## BEGIN Data

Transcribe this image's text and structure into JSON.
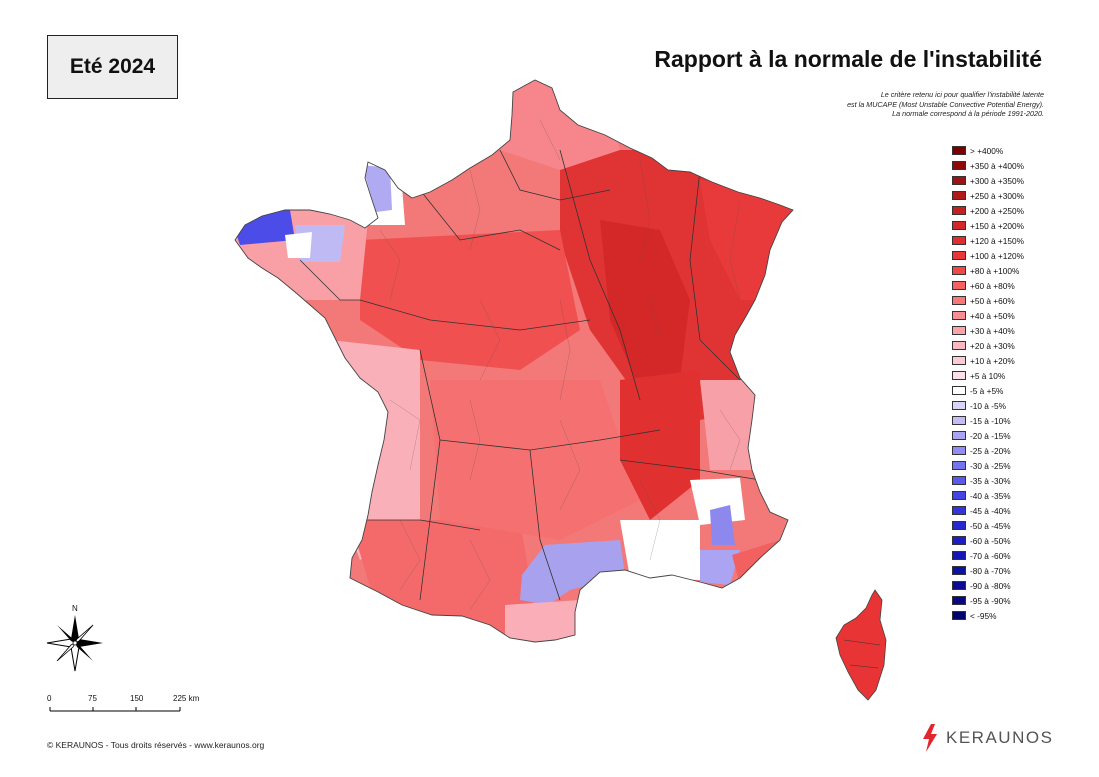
{
  "season": "Eté 2024",
  "title": "Rapport à la normale de l'instabilité",
  "subtitle_lines": [
    "Le critère retenu ici pour qualifier l'instabilité latente",
    "est la MUCAPE (Most Unstable Convective Potential Energy).",
    "La normale correspond à la période 1991-2020."
  ],
  "legend": [
    {
      "label": "> +400%",
      "color": "#7a0000"
    },
    {
      "label": "+350 à +400%",
      "color": "#8c0a0a"
    },
    {
      "label": "+300 à +350%",
      "color": "#9e1212"
    },
    {
      "label": "+250 à +300%",
      "color": "#b01a1a"
    },
    {
      "label": "+200 à +250%",
      "color": "#c42020"
    },
    {
      "label": "+150 à +200%",
      "color": "#d42828"
    },
    {
      "label": "+120 à +150%",
      "color": "#e02e2e"
    },
    {
      "label": "+100 à +120%",
      "color": "#ea3636"
    },
    {
      "label": "+80 à +100%",
      "color": "#f04848"
    },
    {
      "label": "+60 à +80%",
      "color": "#f46262"
    },
    {
      "label": "+50 à +60%",
      "color": "#f77878"
    },
    {
      "label": "+40 à +50%",
      "color": "#f98e92"
    },
    {
      "label": "+30 à +40%",
      "color": "#f9a4aa"
    },
    {
      "label": "+20 à +30%",
      "color": "#fab8c0"
    },
    {
      "label": "+10 à +20%",
      "color": "#fbcad4"
    },
    {
      "label": "+5 à 10%",
      "color": "#fde0ea"
    },
    {
      "label": "-5 à +5%",
      "color": "#ffffff"
    },
    {
      "label": "-10 à -5%",
      "color": "#dcd4f6"
    },
    {
      "label": "-15 à -10%",
      "color": "#c4bcf4"
    },
    {
      "label": "-20 à -15%",
      "color": "#aaa4f2"
    },
    {
      "label": "-25 à -20%",
      "color": "#908cf0"
    },
    {
      "label": "-30 à -25%",
      "color": "#7474ee"
    },
    {
      "label": "-35 à -30%",
      "color": "#5a5aea"
    },
    {
      "label": "-40 à -35%",
      "color": "#4444e4"
    },
    {
      "label": "-45 à -40%",
      "color": "#3434dc"
    },
    {
      "label": "-50 à -45%",
      "color": "#2828d0"
    },
    {
      "label": "-60 à -50%",
      "color": "#1e1ec4"
    },
    {
      "label": "-70 à -60%",
      "color": "#1616b4"
    },
    {
      "label": "-80 à -70%",
      "color": "#1010a2"
    },
    {
      "label": "-90 à -80%",
      "color": "#0c0c92"
    },
    {
      "label": "-95 à -90%",
      "color": "#080882"
    },
    {
      "label": "< -95%",
      "color": "#040470"
    }
  ],
  "north_label": "N",
  "scale_labels": [
    "0",
    "75",
    "150",
    "225 km"
  ],
  "copyright": "© KERAUNOS - Tous droits réservés - www.keraunos.org",
  "logo_text": "KERAUNOS"
}
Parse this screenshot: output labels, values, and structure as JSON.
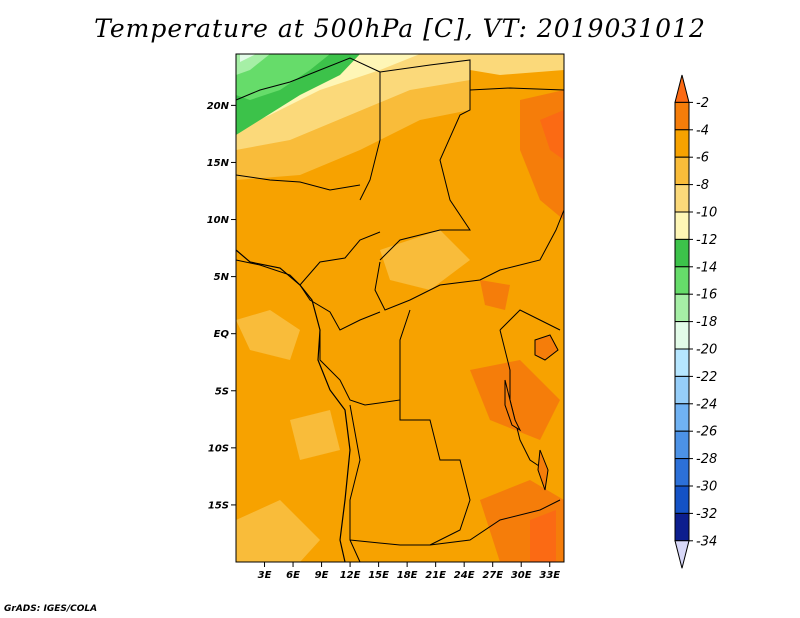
{
  "title": "Temperature at 500hPa [C], VT: 2019031012",
  "credit": "GrADS: IGES/COLA",
  "map": {
    "lat_labels": [
      "20N",
      "15N",
      "10N",
      "5N",
      "EQ",
      "5S",
      "10S",
      "15S"
    ],
    "lon_labels": [
      "3E",
      "6E",
      "9E",
      "12E",
      "15E",
      "18E",
      "21E",
      "24E",
      "27E",
      "30E",
      "33E"
    ],
    "lat_values": [
      20,
      15,
      10,
      5,
      0,
      -5,
      -10,
      -15
    ],
    "lon_values": [
      3,
      6,
      9,
      12,
      15,
      18,
      21,
      24,
      27,
      30,
      33
    ],
    "lat_range": [
      -20,
      24.5
    ],
    "lon_range": [
      0,
      34.5
    ]
  },
  "colorbar": {
    "labels": [
      "-2",
      "-4",
      "-6",
      "-8",
      "-10",
      "-12",
      "-14",
      "-16",
      "-18",
      "-20",
      "-22",
      "-24",
      "-26",
      "-28",
      "-30",
      "-32",
      "-34"
    ],
    "colors": [
      "#fb6a14",
      "#f57d0a",
      "#f7a200",
      "#f9bc3a",
      "#fbd97a",
      "#fef6b6",
      "#3cc24a",
      "#66dc6a",
      "#a6efa6",
      "#e2fbe8",
      "#b6e6ff",
      "#96cef9",
      "#70b2f3",
      "#4c92e6",
      "#2c70d8",
      "#1452c6",
      "#0c1e8e",
      "#d8d8f8"
    ]
  }
}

## END Data

## Goal of the exercise
Write out each line of the data exactly; the images should be left out.

## Solution for this exercise
Transcribe this image's text and structure into JSON.
{
  "season": "Eté 2024",
  "title": "Rapport à la normale de l'instabilité",
  "subtitle_lines": [
    "Le critère retenu ici pour qualifier l'instabilité latente",
    "est la MUCAPE (Most Unstable Convective Potential Energy).",
    "La normale correspond à la période 1991-2020."
  ],
  "legend": [
    {
      "label": "> +400%",
      "color": "#7a0000"
    },
    {
      "label": "+350 à +400%",
      "color": "#8c0a0a"
    },
    {
      "label": "+300 à +350%",
      "color": "#9e1212"
    },
    {
      "label": "+250 à +300%",
      "color": "#b01a1a"
    },
    {
      "label": "+200 à +250%",
      "color": "#c42020"
    },
    {
      "label": "+150 à +200%",
      "color": "#d42828"
    },
    {
      "label": "+120 à +150%",
      "color": "#e02e2e"
    },
    {
      "label": "+100 à +120%",
      "color": "#ea3636"
    },
    {
      "label": "+80 à +100%",
      "color": "#f04848"
    },
    {
      "label": "+60 à +80%",
      "color": "#f46262"
    },
    {
      "label": "+50 à +60%",
      "color": "#f77878"
    },
    {
      "label": "+40 à +50%",
      "color": "#f98e92"
    },
    {
      "label": "+30 à +40%",
      "color": "#f9a4aa"
    },
    {
      "label": "+20 à +30%",
      "color": "#fab8c0"
    },
    {
      "label": "+10 à +20%",
      "color": "#fbcad4"
    },
    {
      "label": "+5 à 10%",
      "color": "#fde0ea"
    },
    {
      "label": "-5 à +5%",
      "color": "#ffffff"
    },
    {
      "label": "-10 à -5%",
      "color": "#dcd4f6"
    },
    {
      "label": "-15 à -10%",
      "color": "#c4bcf4"
    },
    {
      "label": "-20 à -15%",
      "color": "#aaa4f2"
    },
    {
      "label": "-25 à -20%",
      "color": "#908cf0"
    },
    {
      "label": "-30 à -25%",
      "color": "#7474ee"
    },
    {
      "label": "-35 à -30%",
      "color": "#5a5aea"
    },
    {
      "label": "-40 à -35%",
      "color": "#4444e4"
    },
    {
      "label": "-45 à -40%",
      "color": "#3434dc"
    },
    {
      "label": "-50 à -45%",
      "color": "#2828d0"
    },
    {
      "label": "-60 à -50%",
      "color": "#1e1ec4"
    },
    {
      "label": "-70 à -60%",
      "color": "#1616b4"
    },
    {
      "label": "-80 à -70%",
      "color": "#1010a2"
    },
    {
      "label": "-90 à -80%",
      "color": "#0c0c92"
    },
    {
      "label": "-95 à -90%",
      "color": "#080882"
    },
    {
      "label": "< -95%",
      "color": "#040470"
    }
  ],
  "north_label": "N",
  "scale_labels": [
    "0",
    "75",
    "150",
    "225 km"
  ],
  "copyright": "© KERAUNOS - Tous droits réservés - www.keraunos.org",
  "logo_text": "KERAUNOS"
}
Parse this screenshot: output labels, values, and structure as JSON.
{
  "title": "Temperature at 500hPa [C], VT: 2019031012",
  "credit": "GrADS: IGES/COLA",
  "map": {
    "lat_labels": [
      "20N",
      "15N",
      "10N",
      "5N",
      "EQ",
      "5S",
      "10S",
      "15S"
    ],
    "lon_labels": [
      "3E",
      "6E",
      "9E",
      "12E",
      "15E",
      "18E",
      "21E",
      "24E",
      "27E",
      "30E",
      "33E"
    ],
    "lat_values": [
      20,
      15,
      10,
      5,
      0,
      -5,
      -10,
      -15
    ],
    "lon_values": [
      3,
      6,
      9,
      12,
      15,
      18,
      21,
      24,
      27,
      30,
      33
    ],
    "lat_range": [
      -20,
      24.5
    ],
    "lon_range": [
      0,
      34.5
    ]
  },
  "colorbar": {
    "labels": [
      "-2",
      "-4",
      "-6",
      "-8",
      "-10",
      "-12",
      "-14",
      "-16",
      "-18",
      "-20",
      "-22",
      "-24",
      "-26",
      "-28",
      "-30",
      "-32",
      "-34"
    ],
    "colors": [
      "#fb6a14",
      "#f57d0a",
      "#f7a200",
      "#f9bc3a",
      "#fbd97a",
      "#fef6b6",
      "#3cc24a",
      "#66dc6a",
      "#a6efa6",
      "#e2fbe8",
      "#b6e6ff",
      "#96cef9",
      "#70b2f3",
      "#4c92e6",
      "#2c70d8",
      "#1452c6",
      "#0c1e8e",
      "#d8d8f8"
    ]
  }
}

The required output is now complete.